Direction. Copy, from the entries below, each line in which the string "بازی" appears.

[Dataset records]

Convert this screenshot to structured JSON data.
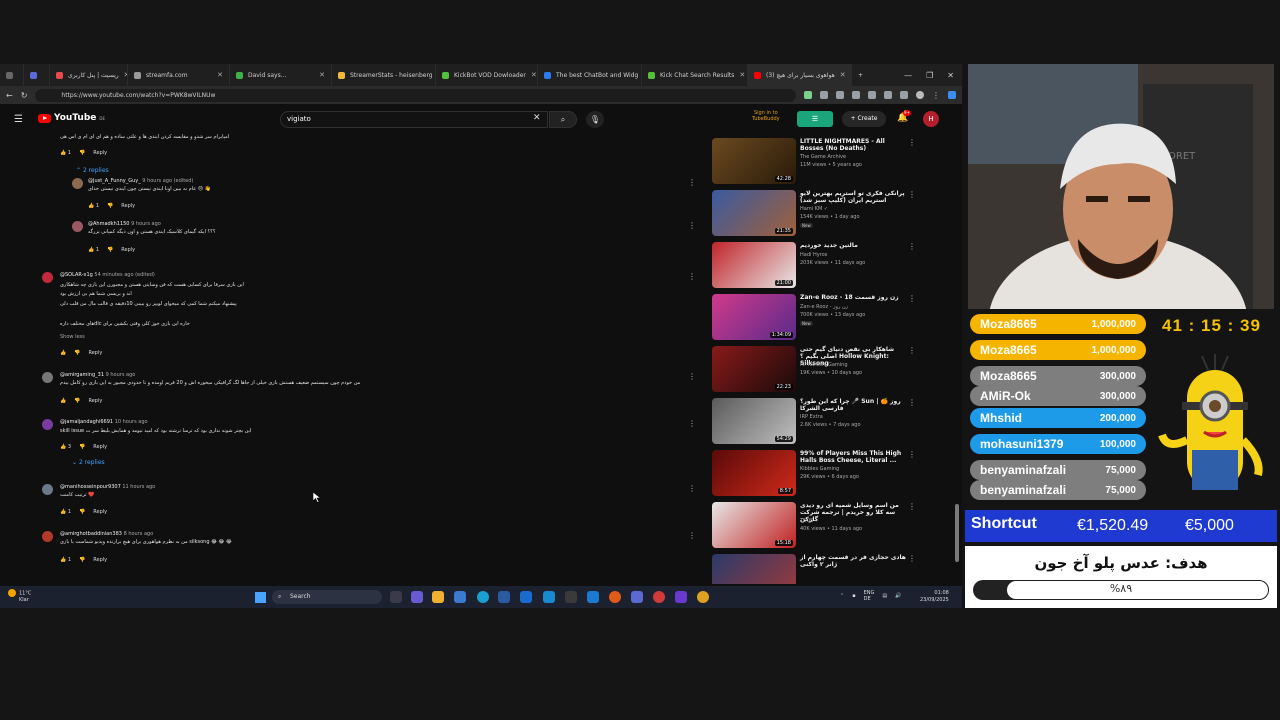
{
  "browser": {
    "tabs": [
      {
        "label": "",
        "color": "#5a6ad9"
      },
      {
        "label": "ریسیت | پنل کاربری",
        "color": "#e84a4a"
      },
      {
        "label": "streamfa.com",
        "color": "#9a9a9a"
      },
      {
        "label": "David says...",
        "color": "#3fb04a"
      },
      {
        "label": "StreamerStats - heisenberg",
        "color": "#f3b73a"
      },
      {
        "label": "KickBot VOD Dowloader",
        "color": "#53c23b"
      },
      {
        "label": "The best ChatBot and Widg",
        "color": "#2a7af0"
      },
      {
        "label": "Kick Chat Search Results",
        "color": "#53c23b"
      },
      {
        "label": "(3) هواهوی بسیار برای هیچ",
        "color": "#ff0000"
      }
    ],
    "url": "https://www.youtube.com/watch?v=PWK8wVILNUw"
  },
  "youtube": {
    "logo": "YouTube",
    "logo_region": "DE",
    "search_value": "vigiato",
    "tubebuddy_line1": "Sign in to",
    "tubebuddy_line2": "TubeBuddy",
    "create_label": "+ Create",
    "notif_count": "9+",
    "avatar_letter": "H"
  },
  "comments": [
    {
      "type": "text",
      "text": "امپایرام سر شدو و مقایسه کردن ایندی ها و علتی ساده و هم ای ای ام ی اس هی",
      "x": 60,
      "y": 66
    },
    {
      "type": "actions",
      "likes": "1",
      "x": 60,
      "y": 82
    },
    {
      "type": "replies",
      "label": "2 replies",
      "x": 76,
      "y": 98
    },
    {
      "type": "reply",
      "user": "@Just_A_Funny_Guy_",
      "time": "9 hours ago (edited)",
      "text": "👋 😑 عام نه بیبن اونا ایندی نیستن چون ایندی نیستن خدای",
      "likes": "1"
    },
    {
      "type": "reply",
      "user": "@Ahmadkh1150",
      "time": "9 hours ago",
      "text": "؟؟؟ ایکه گیمای کلاسیک ایندی هستن و اون دیگه کمپانی بزرگه",
      "likes": "1"
    },
    {
      "type": "comment",
      "user": "@SOLAR-x1g",
      "time": "54 minutes ago (edited)",
      "line1": "این بازی سرفا برای کسایی هست که فن وسایتی هستن و مجبورن این بازی چه شاهکاری",
      "line2": "اند و بریسی شما هم بی ارزش بود",
      "line3": "پیشنهاد میکنم شما کمی که میخوای لوییز رو ببینی 10دقیقه ی قالب مال من قلب دلی",
      "line4": "خاره این بازی خوز کلی وقتی بکشین برای dlc‌های مختلف داره",
      "show_less": "Show less"
    },
    {
      "type": "comment",
      "user": "@amirgaming_31",
      "time": "9 hours ago",
      "line1": "من خودم چون سیستمم ضعیف هستش بازی خیلی از جاها لگ گرافیکی میخوره اش و 20 فریم اومده و تا حدودی مجبور به این بازی رو کامل بیدم",
      "line2": ""
    },
    {
      "type": "comment",
      "user": "@jamaljandaghi6691",
      "time": "10 hours ago",
      "line1": "این بچتر شونه نداری بود که ترسا نرشته بود که امید نیومد و همایش بلیط سر ت skill issue",
      "line2": "",
      "likes": "3",
      "replies": "2 replies"
    },
    {
      "type": "comment",
      "user": "@manihosseinpour9307",
      "time": "11 hours ago",
      "line1": "❤️ ترتیب کامنت",
      "line2": "",
      "likes": "1"
    },
    {
      "type": "comment",
      "user": "@amirghotbaddinian383",
      "time": "8 hours ago",
      "line1": "😂 😂 😂 silksong من به نظرم هواهوری برای هیچ برازنده ویدیو شماست با بازی",
      "line2": "",
      "likes": "1"
    }
  ],
  "sidebar_videos": [
    {
      "title": "LITTLE NIGHTMARES - All Bosses (No Deaths)",
      "channel": "The Game Archive",
      "meta": "11M views • 5 years ago",
      "duration": "42:28",
      "new": ""
    },
    {
      "title": "پرانکی فکری تو استریم بهترین لایو استریم ایران (کلیپ سبز شد)",
      "channel": "Hami KM ✓",
      "meta": "154K views • 1 day ago",
      "duration": "21:35",
      "new": "New"
    },
    {
      "title": "مالتین جدید خوردیم",
      "channel": "Hadi Hyrox",
      "meta": "203K views • 11 days ago",
      "duration": "21:00",
      "new": ""
    },
    {
      "title": "Zan-e Rooz - 18 زن روز قسمت",
      "channel": "Zan-e Rooz - زن روز",
      "meta": "700K views • 13 days ago",
      "duration": "1:34:09",
      "new": "New"
    },
    {
      "title": "شاهکار بی نقص دنیای گیم حتی اصلی بگیم ؟ Hollow Knight: Silksong",
      "channel": "Mr Karoshi Gaming",
      "meta": "19K views • 10 days ago",
      "duration": "22:23",
      "new": ""
    },
    {
      "title": "چرا که این طور؟ 🎤 Sun روز 🍊 | فارسی الشرکا",
      "channel": "IRP Extra",
      "meta": "2.6K views • 7 days ago",
      "duration": "54:29",
      "new": ""
    },
    {
      "title": "99% of Players Miss This High Halls Boss Cheese, Literal ...",
      "channel": "Kibbles Gaming",
      "meta": "29K views • 6 days ago",
      "duration": "8:57",
      "new": ""
    },
    {
      "title": "من اسم وسایل شمیه ای رو دیدی سه کلا رو خریدم | ترجمه شرکت گارکن",
      "channel": "TEOS ✓",
      "meta": "40K views • 11 days ago",
      "duration": "15:18",
      "new": ""
    },
    {
      "title": "هادی حجازی فر در قسمت چهارم از ژانر ۲ واکنی",
      "channel": "",
      "meta": "",
      "duration": "",
      "new": ""
    }
  ],
  "taskbar": {
    "weather_temp": "11°C",
    "weather_desc": "Klar",
    "search_label": "Search",
    "lang": "ENG",
    "lang2": "DE",
    "time": "01:08",
    "date": "23/09/2025"
  },
  "overlay": {
    "timer": "41 : 15 : 39",
    "donations": [
      {
        "name": "Moza8665",
        "amount": "1,000,000",
        "color": "#f4b400"
      },
      {
        "name": "Moza8665",
        "amount": "1,000,000",
        "color": "#f4b400"
      },
      {
        "name": "Moza8665",
        "amount": "300,000",
        "color": "#7e7e7e"
      },
      {
        "name": "AMiR-Ok",
        "amount": "300,000",
        "color": "#7e7e7e"
      },
      {
        "name": "Mhshid",
        "amount": "200,000",
        "color": "#1e9be8"
      },
      {
        "name": "mohasuni1379",
        "amount": "100,000",
        "color": "#1e9be8"
      },
      {
        "name": "benyaminafzali",
        "amount": "75,000",
        "color": "#7e7e7e"
      },
      {
        "name": "benyaminafzali",
        "amount": "75,000",
        "color": "#7e7e7e"
      }
    ],
    "goal_name": "Shortcut",
    "goal_current": "€1,520.49",
    "goal_target": "€5,000",
    "goal_title": "هدف: عدس پلو آخ جون",
    "goal_progress_pct": 89,
    "goal_progress_label": "%۸۹"
  }
}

The output.
      "line1": "این بازی سرفا برای کسایی هست که فن وسایتی هستن و مجبورن این بازی چه شاهکاری",
      "line4": "خاره این بازی خوز کلی وقتی بکشین برای dlc‌های مختلف داره",
      "line1": "من خودم چون سیستمم ضعیف هستش بازی خیلی از جاها لگ گرافیکی میخوره اش و 20 فریم اومده و تا حدودی مجبور به این بازی رو کامل بیدم",
      "line1": "😂 😂 😂 silksong من به نظرم هواهوری برای هیچ برازنده ویدیو شماست با بازی",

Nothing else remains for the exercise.